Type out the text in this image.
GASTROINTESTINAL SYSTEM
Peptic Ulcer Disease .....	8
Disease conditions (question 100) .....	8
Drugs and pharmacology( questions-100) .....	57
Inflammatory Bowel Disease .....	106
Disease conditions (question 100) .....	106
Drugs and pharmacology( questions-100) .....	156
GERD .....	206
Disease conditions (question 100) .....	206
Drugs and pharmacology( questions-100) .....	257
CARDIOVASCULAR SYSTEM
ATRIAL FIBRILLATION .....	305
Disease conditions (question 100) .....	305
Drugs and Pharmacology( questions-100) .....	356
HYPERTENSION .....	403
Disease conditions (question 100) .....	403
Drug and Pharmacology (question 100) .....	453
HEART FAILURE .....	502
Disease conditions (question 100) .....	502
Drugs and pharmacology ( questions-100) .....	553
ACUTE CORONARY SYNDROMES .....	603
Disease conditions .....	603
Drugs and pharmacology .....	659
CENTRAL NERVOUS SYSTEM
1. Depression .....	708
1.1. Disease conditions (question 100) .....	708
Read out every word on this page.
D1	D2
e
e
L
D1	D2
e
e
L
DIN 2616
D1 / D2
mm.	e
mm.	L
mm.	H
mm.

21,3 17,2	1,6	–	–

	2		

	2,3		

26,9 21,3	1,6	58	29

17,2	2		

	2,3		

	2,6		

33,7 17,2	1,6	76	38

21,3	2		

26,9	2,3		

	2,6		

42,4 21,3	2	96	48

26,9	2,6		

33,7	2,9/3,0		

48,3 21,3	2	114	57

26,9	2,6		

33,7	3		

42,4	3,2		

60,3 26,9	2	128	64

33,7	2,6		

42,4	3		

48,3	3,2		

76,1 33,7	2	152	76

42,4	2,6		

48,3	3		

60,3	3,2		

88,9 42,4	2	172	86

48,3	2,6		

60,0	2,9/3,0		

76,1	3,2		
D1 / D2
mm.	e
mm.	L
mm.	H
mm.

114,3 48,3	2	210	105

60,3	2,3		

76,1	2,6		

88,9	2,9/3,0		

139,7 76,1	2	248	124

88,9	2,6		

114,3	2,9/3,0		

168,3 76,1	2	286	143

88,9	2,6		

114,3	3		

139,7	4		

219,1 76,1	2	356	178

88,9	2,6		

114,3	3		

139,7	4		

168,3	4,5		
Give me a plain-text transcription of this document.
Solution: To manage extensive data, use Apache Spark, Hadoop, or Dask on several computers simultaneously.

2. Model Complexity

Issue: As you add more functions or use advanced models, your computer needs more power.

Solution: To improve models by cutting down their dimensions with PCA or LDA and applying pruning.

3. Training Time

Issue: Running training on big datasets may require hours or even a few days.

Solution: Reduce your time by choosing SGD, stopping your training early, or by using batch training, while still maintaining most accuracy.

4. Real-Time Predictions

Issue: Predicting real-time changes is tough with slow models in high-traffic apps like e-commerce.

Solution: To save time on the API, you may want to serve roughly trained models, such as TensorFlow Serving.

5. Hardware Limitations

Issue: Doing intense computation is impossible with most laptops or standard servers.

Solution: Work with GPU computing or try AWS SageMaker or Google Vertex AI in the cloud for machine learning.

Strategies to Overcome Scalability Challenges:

Instructions to follow:
Each line of the material should be echoed exactly.

Solution to the exercise:
Type out the text in this image.
GASTROINTESTINAL SYSTEM
Peptic Ulcer Disease .....	8
Disease conditions (question 100) .....	8
Drugs and pharmacology( questions-100) .....	57
Inflammatory Bowel Disease .....	106
Disease conditions (question 100) .....	106
Drugs and pharmacology( questions-100) .....	156
GERD .....	206
Disease conditions (question 100) .....	206
Drugs and pharmacology( questions-100) .....	257
CARDIOVASCULAR SYSTEM
ATRIAL FIBRILLATION .....	305
Disease conditions (question 100) .....	305
Drugs and Pharmacology( questions-100) .....	356
HYPERTENSION .....	403
Disease conditions (question 100) .....	403
Drug and Pharmacology (question 100) .....	453
HEART FAILURE .....	502
Disease conditions (question 100) .....	502
Drugs and pharmacology ( questions-100) .....	553
ACUTE CORONARY SYNDROMES .....	603
Disease conditions .....	603
Drugs and pharmacology .....	659
CENTRAL NERVOUS SYSTEM
1. Depression .....	708
1.1. Disease conditions (question 100) .....	708
Read out every word on this page.
D1	D2
e
e
L
D1	D2
e
e
L
DIN 2616
D1 / D2
mm.	e
mm.	L
mm.	H
mm.

21,3 17,2	1,6	–	–

	2		

	2,3		

26,9 21,3	1,6	58	29

17,2	2		

	2,3		

	2,6		

33,7 17,2	1,6	76	38

21,3	2		

26,9	2,3		

	2,6		

42,4 21,3	2	96	48

26,9	2,6		

33,7	2,9/3,0		

48,3 21,3	2	114	57

26,9	2,6		

33,7	3		

42,4	3,2		

60,3 26,9	2	128	64

33,7	2,6		

42,4	3		

48,3	3,2		

76,1 33,7	2	152	76

42,4	2,6		

48,3	3		

60,3	3,2		

88,9 42,4	2	172	86

48,3	2,6		

60,0	2,9/3,0		

76,1	3,2		
D1 / D2
mm.	e
mm.	L
mm.	H
mm.

114,3 48,3	2	210	105

60,3	2,3		

76,1	2,6		

88,9	2,9/3,0		

139,7 76,1	2	248	124

88,9	2,6		

114,3	2,9/3,0		

168,3 76,1	2	286	143

88,9	2,6		

114,3	3		

139,7	4		

219,1 76,1	2	356	178

88,9	2,6		

114,3	3		

139,7	4		

168,3	4,5		
Give me a plain-text transcription of this document.
Solution: To manage extensive data, use Apache Spark, Hadoop, or Dask on several computers simultaneously.

2. Model Complexity

Issue: As you add more functions or use advanced models, your computer needs more power.

Solution: To improve models by cutting down their dimensions with PCA or LDA and applying pruning.

3. Training Time

Issue: Running training on big datasets may require hours or even a few days.

Solution: Reduce your time by choosing SGD, stopping your training early, or by using batch training, while still maintaining most accuracy.

4. Real-Time Predictions

Issue: Predicting real-time changes is tough with slow models in high-traffic apps like e-commerce.

Solution: To save time on the API, you may want to serve roughly trained models, such as TensorFlow Serving.

5. Hardware Limitations

Issue: Doing intense computation is impossible with most laptops or standard servers.

Solution: Work with GPU computing or try AWS SageMaker or Google Vertex AI in the cloud for machine learning.

Strategies to Overcome Scalability Challenges:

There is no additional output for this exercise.